Exactly as written, retype the listing below, omitting the pictures.

# Start of EXTRACTED MATERIAL

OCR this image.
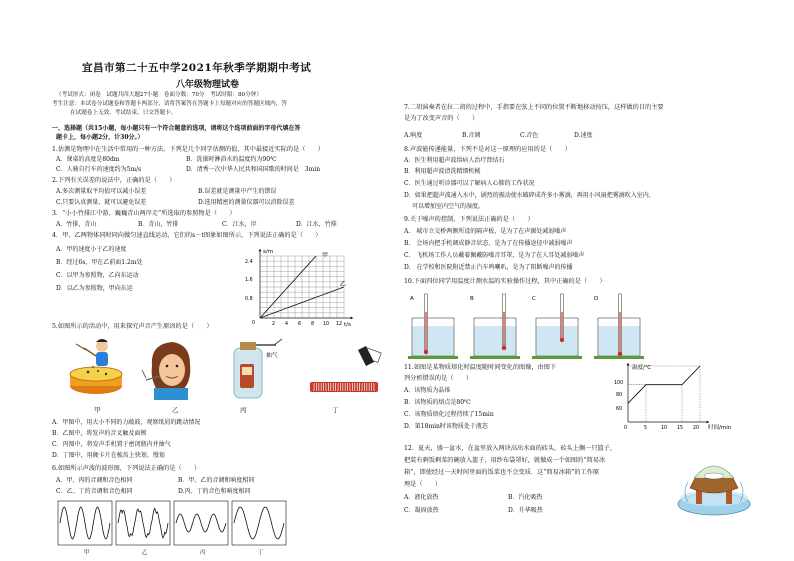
宜昌市第二十五中学2021年秋季学期期中考试
八年级物理试卷
（考试形式：闭卷　试题共四大题27小题　卷面分数：70分　考试时限：80分钟）
考生注意：本试卷分试题卷和答题卡两部分，请将答案答在答题卡上每题对应的答题区域内，答
在试题卷上无效。考试结束，只交答题卡。
一、选择题（共15小题，每小题只有一个符合题意的选项，请将这个选项前面的字母代填在答
题卡上，每小题2分，计30分。）
1.估测是物理中在生活中常用的一种方法。下列是几个同学估测的值，其中最接近实际的是（　　）
A．课桌的高度是80dm	B．洗澡时淋浴水的温度约为90℃
C．人骑自行车的速度约为5m/s	D．清秀一次中华人民共和国国歌的时间是　3min
2.下列有关误差的说法中，正确的是（　　）
A.多次测量取平均值可以减小误差	B.误差就是测量中产生的错误
C.只要认真测量，就可以避免误差	D.选用精密的测量仪器可以消除误差
3．“小小竹排江中游，巍巍青山两岸走”所选取的参照物是（　　）
A．竹排，青山	B．青山，竹排	C．江水，岸	D．江水，竹排
4．甲、乙两物体同时同向做匀速直线运动，它们的s－t图象如图所示，下列说法正确的是（　　）
A．甲的速度小于乙的速度
B．经过6s，甲在乙前面1.2m处
C．以甲为参照物，乙向东运动
D．以乙为参照物，甲向东运
s/m
t/s
甲
乙
2.4
1.6
0.8
0	2 4 6 8 10 12
5.如图所示的活动中，用来探究声音产生原因的是（　　）
抽气
甲	乙	丙	丁
A．甲图中，用大小不同的力敲鼓，观察纸屑的跳动情况
B．乙图中，将发声的音叉触及面颊
C．丙图中，将发声手机置于密闭瓶内并抽气
D．丁图中，用硬卡片在梳齿上快划、慢划
6.如图所示声波的波形图，下列说法正确的是（　　）
A．甲、丙的音调和音色相同	B．甲、乙的音调和响度相同
C．乙、丁的音调和音色相同	D.丙、丁的音色和响度相同
甲	乙	丙	丁
7.二胡演奏者在拉二胡的过程中，手指要在弦上不同的位置不断地移动按压，这样做的目的主要
是为了改变声音的（　　）
A.响度	B.音调	C.音色	D.速度
8.声波能传递能量，下列不是对这一原理的应用的是（　　）
A．医生利用超声波给病人治疗肾结石
B．利用超声波清洗精细机械
C．医生通过听诊器可以了解病人心肺的工作状况
D．如果把超声波通入水中，剧烈的振动使水破碎成许多小雾滴，再用小风扇把雾滴吹入室内，
可以增加室内空气的湿度。
9.关于噪声的控制，下列说法正确的是（　　）
A.　城市立交桥两侧所设的隔声板，是为了在声源处减弱噪声
B.　会场内把手机调成静音状态，是为了在传播途径中减弱噪声
C.　飞机场工作人员戴着佩戴防噪音耳罩，是为了在人耳处减弱噪声
D.　在学校和医院附近禁止汽车鸣喇叭，是为了阻断噪声的传播
10.下面四位同学用温度计测水温的实验操作过程，其中正确的是（　　）
A	B	C	D
11.如图是某物质熔化时温度随时间变化的图像，由图下
列分析错误的是（　　）
A．该物质为晶体
B．该物质的熔点是80℃
C．该物质熔化过程持续了15min
D．第18min时该物质处于液态
温度/℃
时间/min
100
80
60
0	5	10 15 20
12．夏天，盛一盆水，在盆里放入两块高出水面的砖头，砖头上搁一只篮子，
把装有剩饭剩菜的碗放入篮子，用纱布袋罩好，就做成一个如图的“简易冰
箱”，即使经过一天时间里面的饭菜也不会变质．这“简易冰箱”的工作原
理是（　　）
A．液化放热	B．汽化吸热
C．凝固放热	D．升华吸热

# End of EXTRACTED MATERIAL

# OUTPUT FOR THIS EXERCISE
OCR this image.
宜昌市第二十五中学2021年秋季学期期中考试
八年级物理试卷
（考试形式：闭卷　试题共四大题27小题　卷面分数：70分　考试时限：80分钟）
考生注意：本试卷分试题卷和答题卡两部分，请将答案答在答题卡上每题对应的答题区域内，答
在试题卷上无效。考试结束，只交答题卡。
一、选择题（共15小题，每小题只有一个符合题意的选项，请将这个选项前面的字母代填在答
题卡上，每小题2分，计30分。）
1.估测是物理中在生活中常用的一种方法。下列是几个同学估测的值，其中最接近实际的是（　　）
A．课桌的高度是80dm	B．洗澡时淋浴水的温度约为90℃
C．人骑自行车的速度约为5m/s	D．清秀一次中华人民共和国国歌的时间是　3min
2.下列有关误差的说法中，正确的是（　　）
A.多次测量取平均值可以减小误差	B.误差就是测量中产生的错误
C.只要认真测量，就可以避免误差	D.选用精密的测量仪器可以消除误差
3．“小小竹排江中游，巍巍青山两岸走”所选取的参照物是（　　）
A．竹排，青山	B．青山，竹排	C．江水，岸	D．江水，竹排
4．甲、乙两物体同时同向做匀速直线运动，它们的s－t图象如图所示，下列说法正确的是（　　）
A．甲的速度小于乙的速度
B．经过6s，甲在乙前面1.2m处
C．以甲为参照物，乙向东运动
D．以乙为参照物，甲向东运
s/m
t/s
甲
乙
2.4
1.6
0.8
0	2 4 6 8 10 12
5.如图所示的活动中，用来探究声音产生原因的是（　　）
抽气
甲	乙	丙	丁
A．甲图中，用大小不同的力敲鼓，观察纸屑的跳动情况
B．乙图中，将发声的音叉触及面颊
C．丙图中，将发声手机置于密闭瓶内并抽气
D．丁图中，用硬卡片在梳齿上快划、慢划
6.如图所示声波的波形图，下列说法正确的是（　　）
A．甲、丙的音调和音色相同	B．甲、乙的音调和响度相同
C．乙、丁的音调和音色相同	D.丙、丁的音色和响度相同
甲	乙	丙	丁
7.二胡演奏者在拉二胡的过程中，手指要在弦上不同的位置不断地移动按压，这样做的目的主要
是为了改变声音的（　　）
A.响度	B.音调	C.音色	D.速度
8.声波能传递能量，下列不是对这一原理的应用的是（　　）
A．医生利用超声波给病人治疗肾结石
B．利用超声波清洗精细机械
C．医生通过听诊器可以了解病人心肺的工作状况
D．如果把超声波通入水中，剧烈的振动使水破碎成许多小雾滴，再用小风扇把雾滴吹入室内，
可以增加室内空气的湿度。
9.关于噪声的控制，下列说法正确的是（　　）
A.　城市立交桥两侧所设的隔声板，是为了在声源处减弱噪声
B.　会场内把手机调成静音状态，是为了在传播途径中减弱噪声
C.　飞机场工作人员戴着佩戴防噪音耳罩，是为了在人耳处减弱噪声
D.　在学校和医院附近禁止汽车鸣喇叭，是为了阻断噪声的传播
10.下面四位同学用温度计测水温的实验操作过程，其中正确的是（　　）
A	B	C	D
11.如图是某物质熔化时温度随时间变化的图像，由图下
列分析错误的是（　　）
A．该物质为晶体
B．该物质的熔点是80℃
C．该物质熔化过程持续了15min
D．第18min时该物质处于液态
温度/℃
时间/min
100
80
60
0	5	10 15 20
12．夏天，盛一盆水，在盆里放入两块高出水面的砖头，砖头上搁一只篮子，
把装有剩饭剩菜的碗放入篮子，用纱布袋罩好，就做成一个如图的“简易冰
箱”，即使经过一天时间里面的饭菜也不会变质．这“简易冰箱”的工作原
理是（　　）
A．液化放热	B．汽化吸热
C．凝固放热	D．升华吸热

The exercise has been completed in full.